#### Dataset entries ####

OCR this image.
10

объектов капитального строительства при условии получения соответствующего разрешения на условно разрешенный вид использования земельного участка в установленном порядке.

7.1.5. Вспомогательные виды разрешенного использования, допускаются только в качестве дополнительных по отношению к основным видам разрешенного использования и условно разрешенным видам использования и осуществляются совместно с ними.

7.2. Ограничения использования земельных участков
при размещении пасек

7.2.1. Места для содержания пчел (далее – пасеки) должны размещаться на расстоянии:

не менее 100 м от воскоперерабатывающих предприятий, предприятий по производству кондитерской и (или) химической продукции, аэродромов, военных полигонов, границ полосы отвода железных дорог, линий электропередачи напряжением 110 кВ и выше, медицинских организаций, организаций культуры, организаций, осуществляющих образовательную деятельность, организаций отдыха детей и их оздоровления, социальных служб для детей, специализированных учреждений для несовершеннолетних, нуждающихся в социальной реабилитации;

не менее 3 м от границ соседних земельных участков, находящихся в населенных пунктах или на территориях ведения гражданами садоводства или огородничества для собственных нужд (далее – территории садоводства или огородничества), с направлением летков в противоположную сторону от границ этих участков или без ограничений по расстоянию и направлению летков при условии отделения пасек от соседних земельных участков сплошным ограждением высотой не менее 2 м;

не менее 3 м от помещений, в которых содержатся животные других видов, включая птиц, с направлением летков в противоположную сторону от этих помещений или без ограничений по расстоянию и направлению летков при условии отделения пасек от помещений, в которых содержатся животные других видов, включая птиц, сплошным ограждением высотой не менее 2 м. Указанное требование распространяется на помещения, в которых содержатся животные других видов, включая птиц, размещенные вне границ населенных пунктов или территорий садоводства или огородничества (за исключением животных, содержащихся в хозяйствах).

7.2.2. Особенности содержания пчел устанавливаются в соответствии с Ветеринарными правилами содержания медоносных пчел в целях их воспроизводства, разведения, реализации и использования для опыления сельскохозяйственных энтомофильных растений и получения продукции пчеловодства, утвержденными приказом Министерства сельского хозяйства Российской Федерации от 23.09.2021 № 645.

####
#### Dataset entries ####

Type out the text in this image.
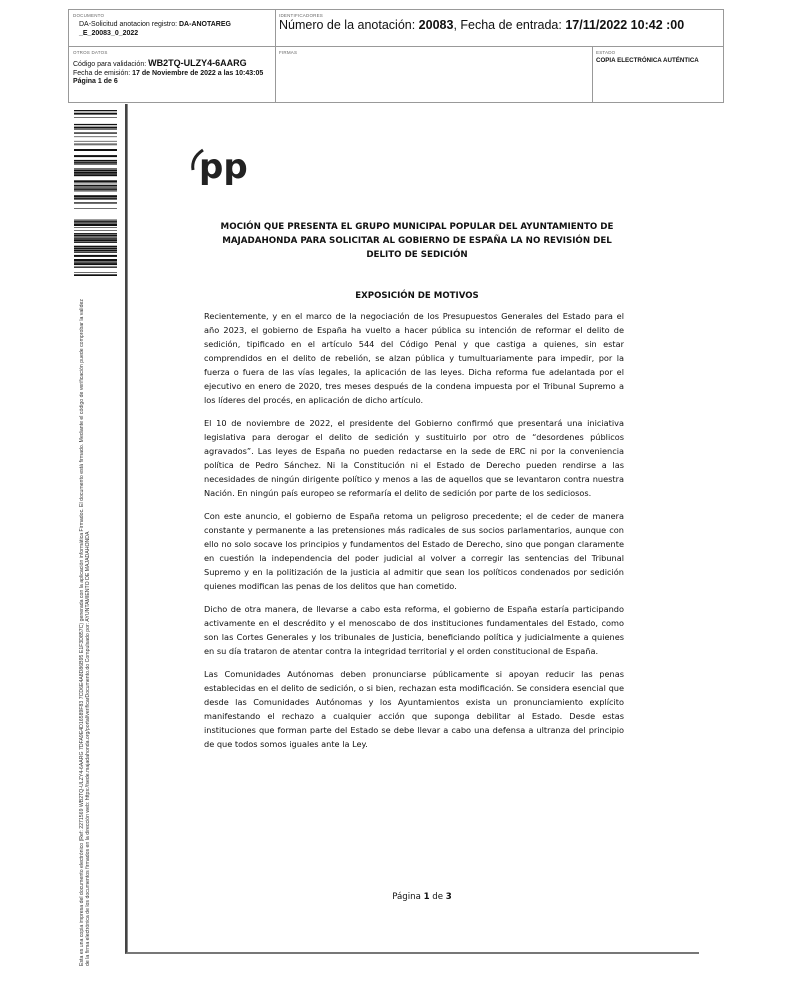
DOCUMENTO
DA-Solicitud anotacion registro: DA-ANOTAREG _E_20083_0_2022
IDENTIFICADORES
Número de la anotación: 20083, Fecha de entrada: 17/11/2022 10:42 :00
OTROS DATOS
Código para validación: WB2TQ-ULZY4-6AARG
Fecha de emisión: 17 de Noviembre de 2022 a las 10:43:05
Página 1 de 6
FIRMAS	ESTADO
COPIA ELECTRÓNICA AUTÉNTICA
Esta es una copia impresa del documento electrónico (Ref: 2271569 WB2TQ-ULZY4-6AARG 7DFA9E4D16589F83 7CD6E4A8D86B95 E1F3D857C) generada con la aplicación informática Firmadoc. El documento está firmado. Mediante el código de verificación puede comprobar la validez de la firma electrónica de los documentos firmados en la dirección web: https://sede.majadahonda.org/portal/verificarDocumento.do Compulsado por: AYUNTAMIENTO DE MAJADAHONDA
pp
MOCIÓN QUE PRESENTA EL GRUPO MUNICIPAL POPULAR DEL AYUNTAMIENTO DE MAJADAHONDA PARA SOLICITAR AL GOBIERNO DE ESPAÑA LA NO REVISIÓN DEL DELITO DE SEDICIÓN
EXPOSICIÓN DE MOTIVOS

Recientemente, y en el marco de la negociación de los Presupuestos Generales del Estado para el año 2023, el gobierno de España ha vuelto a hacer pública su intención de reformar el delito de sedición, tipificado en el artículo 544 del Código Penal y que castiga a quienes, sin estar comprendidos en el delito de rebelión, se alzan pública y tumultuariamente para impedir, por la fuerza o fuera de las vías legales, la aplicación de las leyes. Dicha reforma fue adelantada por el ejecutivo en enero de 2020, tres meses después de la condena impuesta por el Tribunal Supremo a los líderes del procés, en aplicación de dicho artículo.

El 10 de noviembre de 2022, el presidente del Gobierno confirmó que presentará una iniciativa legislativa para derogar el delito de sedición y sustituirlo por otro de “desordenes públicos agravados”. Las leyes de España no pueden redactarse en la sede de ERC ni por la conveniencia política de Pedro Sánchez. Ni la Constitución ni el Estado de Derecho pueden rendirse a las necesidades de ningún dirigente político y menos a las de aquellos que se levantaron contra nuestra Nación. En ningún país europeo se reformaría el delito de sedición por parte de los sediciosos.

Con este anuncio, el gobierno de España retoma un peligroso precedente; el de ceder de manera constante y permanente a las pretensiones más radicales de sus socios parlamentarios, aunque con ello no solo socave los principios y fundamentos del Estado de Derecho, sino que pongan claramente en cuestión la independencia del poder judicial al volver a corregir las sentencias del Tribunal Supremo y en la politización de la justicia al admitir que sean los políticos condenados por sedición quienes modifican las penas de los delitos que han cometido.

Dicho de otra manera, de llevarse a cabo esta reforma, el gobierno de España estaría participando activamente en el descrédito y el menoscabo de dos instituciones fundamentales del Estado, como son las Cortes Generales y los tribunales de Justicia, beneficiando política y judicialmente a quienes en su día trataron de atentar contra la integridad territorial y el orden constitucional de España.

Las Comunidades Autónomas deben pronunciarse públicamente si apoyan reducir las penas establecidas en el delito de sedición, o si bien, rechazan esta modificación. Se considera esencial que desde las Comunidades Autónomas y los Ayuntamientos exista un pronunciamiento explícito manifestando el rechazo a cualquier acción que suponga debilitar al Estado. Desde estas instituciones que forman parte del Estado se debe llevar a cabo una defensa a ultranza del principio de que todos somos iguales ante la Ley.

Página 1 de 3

####
#### Dataset entries ####

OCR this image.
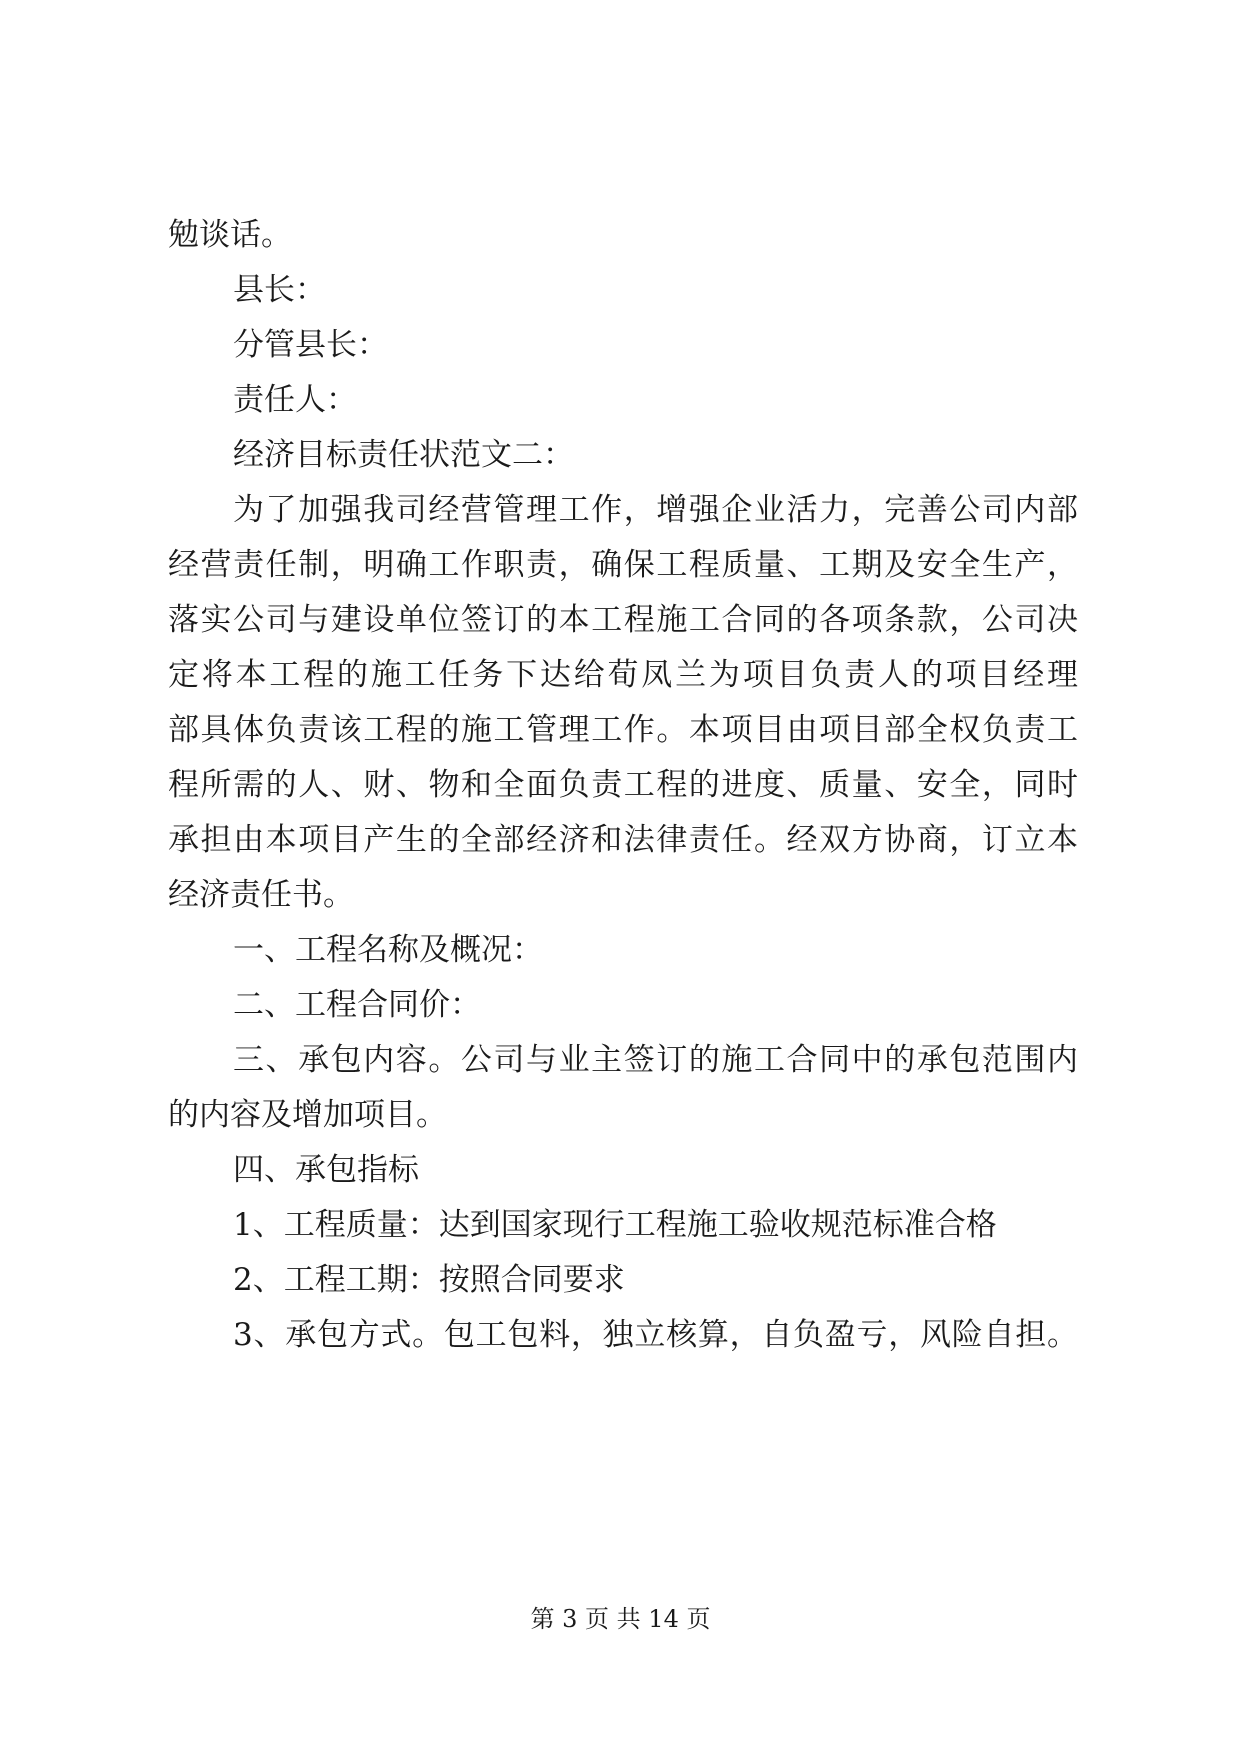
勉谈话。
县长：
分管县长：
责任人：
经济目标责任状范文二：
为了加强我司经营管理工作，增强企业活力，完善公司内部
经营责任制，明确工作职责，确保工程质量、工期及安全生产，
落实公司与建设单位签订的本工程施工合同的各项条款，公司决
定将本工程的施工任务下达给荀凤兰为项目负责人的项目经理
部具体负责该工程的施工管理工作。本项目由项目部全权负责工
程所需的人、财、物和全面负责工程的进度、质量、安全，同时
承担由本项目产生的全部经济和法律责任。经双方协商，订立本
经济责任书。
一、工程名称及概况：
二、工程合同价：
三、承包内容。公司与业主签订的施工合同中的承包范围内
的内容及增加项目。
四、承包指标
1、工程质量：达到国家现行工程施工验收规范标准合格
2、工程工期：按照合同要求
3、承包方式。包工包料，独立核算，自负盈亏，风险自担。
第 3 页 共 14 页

####

■ Brief ■
From the data above, count the lines where "далее" occurs and give that figure and nothing else.

■ Exercise response ■
2